[Stored data entries]

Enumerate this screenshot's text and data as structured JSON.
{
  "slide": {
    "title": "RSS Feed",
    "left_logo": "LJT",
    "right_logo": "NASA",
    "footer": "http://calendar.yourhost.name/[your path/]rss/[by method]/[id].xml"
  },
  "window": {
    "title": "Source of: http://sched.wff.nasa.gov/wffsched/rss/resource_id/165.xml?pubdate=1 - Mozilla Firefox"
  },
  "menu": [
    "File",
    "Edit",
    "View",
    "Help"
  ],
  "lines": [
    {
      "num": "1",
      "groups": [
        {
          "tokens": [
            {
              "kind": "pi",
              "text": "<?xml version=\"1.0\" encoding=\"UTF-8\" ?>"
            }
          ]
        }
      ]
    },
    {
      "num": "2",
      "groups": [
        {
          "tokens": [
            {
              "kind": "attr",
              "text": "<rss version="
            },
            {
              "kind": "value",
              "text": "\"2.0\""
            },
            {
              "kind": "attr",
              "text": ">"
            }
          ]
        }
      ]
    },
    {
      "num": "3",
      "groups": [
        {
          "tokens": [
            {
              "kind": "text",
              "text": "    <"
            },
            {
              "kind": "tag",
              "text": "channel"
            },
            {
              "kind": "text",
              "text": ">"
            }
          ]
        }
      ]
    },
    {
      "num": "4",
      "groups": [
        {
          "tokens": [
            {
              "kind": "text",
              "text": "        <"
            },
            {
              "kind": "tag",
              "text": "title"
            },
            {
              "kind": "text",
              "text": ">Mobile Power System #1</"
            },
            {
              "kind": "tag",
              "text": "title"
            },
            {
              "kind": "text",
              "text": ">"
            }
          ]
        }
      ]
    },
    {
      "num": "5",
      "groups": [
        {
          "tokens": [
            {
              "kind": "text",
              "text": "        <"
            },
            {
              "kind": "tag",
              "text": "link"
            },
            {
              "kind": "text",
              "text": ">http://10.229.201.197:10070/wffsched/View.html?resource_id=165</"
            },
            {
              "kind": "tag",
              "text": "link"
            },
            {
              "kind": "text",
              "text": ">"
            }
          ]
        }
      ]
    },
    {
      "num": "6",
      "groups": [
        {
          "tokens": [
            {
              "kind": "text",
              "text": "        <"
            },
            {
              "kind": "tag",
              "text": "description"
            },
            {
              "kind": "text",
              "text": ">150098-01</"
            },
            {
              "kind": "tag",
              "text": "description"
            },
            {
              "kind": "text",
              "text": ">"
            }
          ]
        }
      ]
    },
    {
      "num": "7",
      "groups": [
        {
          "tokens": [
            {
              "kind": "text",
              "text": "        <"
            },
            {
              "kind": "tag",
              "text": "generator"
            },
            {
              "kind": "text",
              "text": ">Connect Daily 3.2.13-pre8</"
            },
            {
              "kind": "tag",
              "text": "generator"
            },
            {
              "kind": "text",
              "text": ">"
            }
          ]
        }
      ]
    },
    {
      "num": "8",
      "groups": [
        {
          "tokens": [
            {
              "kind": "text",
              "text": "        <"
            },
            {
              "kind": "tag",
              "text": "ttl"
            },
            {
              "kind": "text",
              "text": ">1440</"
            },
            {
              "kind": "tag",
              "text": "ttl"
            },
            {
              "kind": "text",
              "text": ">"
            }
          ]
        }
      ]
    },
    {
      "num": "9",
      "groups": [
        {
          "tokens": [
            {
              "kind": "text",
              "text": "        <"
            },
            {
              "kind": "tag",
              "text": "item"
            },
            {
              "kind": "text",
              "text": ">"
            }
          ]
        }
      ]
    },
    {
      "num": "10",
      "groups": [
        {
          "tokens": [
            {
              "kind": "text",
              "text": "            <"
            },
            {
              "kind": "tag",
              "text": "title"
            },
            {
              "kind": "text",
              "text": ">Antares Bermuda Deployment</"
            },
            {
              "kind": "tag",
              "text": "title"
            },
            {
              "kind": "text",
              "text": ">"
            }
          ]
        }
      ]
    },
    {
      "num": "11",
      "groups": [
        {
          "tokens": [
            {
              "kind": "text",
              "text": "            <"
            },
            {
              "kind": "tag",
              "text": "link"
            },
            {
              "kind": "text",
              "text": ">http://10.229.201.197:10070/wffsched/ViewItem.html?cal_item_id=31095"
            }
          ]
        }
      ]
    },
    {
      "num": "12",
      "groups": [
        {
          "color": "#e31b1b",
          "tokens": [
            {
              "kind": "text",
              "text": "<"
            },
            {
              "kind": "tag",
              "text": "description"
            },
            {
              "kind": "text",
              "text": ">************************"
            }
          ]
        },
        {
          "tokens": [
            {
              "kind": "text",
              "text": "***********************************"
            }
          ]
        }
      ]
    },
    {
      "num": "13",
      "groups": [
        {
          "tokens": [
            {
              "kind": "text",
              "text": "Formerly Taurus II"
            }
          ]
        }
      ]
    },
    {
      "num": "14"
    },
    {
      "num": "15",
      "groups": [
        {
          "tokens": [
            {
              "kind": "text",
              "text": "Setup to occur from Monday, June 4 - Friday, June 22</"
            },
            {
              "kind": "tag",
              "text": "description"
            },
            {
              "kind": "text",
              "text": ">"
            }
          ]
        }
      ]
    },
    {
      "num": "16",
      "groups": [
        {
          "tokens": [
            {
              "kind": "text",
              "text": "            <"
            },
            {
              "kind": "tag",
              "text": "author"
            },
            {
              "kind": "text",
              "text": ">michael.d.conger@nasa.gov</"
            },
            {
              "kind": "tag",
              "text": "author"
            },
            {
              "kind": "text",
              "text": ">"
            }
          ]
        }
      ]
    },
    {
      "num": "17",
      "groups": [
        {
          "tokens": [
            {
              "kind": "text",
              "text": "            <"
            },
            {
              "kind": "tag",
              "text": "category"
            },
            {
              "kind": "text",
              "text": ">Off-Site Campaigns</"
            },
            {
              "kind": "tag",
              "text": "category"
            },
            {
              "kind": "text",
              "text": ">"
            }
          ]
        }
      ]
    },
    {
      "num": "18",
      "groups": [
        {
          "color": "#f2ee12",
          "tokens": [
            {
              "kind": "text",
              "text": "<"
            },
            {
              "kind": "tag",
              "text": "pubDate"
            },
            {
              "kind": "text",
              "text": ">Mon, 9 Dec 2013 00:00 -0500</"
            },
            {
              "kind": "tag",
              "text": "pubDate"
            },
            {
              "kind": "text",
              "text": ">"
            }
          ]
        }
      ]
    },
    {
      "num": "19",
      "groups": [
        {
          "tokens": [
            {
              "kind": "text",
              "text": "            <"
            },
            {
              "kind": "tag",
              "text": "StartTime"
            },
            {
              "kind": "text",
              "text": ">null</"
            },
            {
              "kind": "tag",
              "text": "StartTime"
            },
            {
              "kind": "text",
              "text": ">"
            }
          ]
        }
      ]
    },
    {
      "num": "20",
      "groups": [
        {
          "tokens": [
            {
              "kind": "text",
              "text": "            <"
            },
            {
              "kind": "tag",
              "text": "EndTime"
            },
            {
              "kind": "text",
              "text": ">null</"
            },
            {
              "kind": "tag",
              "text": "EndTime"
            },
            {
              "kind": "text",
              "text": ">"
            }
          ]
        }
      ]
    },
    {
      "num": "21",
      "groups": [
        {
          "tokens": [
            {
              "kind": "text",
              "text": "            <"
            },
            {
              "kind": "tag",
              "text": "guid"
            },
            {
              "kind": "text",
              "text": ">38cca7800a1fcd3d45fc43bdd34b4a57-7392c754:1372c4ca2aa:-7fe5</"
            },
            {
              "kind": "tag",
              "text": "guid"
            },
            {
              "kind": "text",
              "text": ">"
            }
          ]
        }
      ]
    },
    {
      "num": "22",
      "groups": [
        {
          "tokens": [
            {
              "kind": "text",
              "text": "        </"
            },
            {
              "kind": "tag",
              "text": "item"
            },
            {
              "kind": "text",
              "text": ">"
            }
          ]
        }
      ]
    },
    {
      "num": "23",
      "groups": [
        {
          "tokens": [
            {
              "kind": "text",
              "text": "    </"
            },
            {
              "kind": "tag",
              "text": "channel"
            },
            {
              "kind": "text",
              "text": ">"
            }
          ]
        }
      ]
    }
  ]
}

Exercise aim
Go through the listing above and locate each line that holds the word "version". Copy those lines.

Final result
              "text": "<?xml version=\"1.0\" encoding=\"UTF-8\" ?>"
              "text": "<rss version="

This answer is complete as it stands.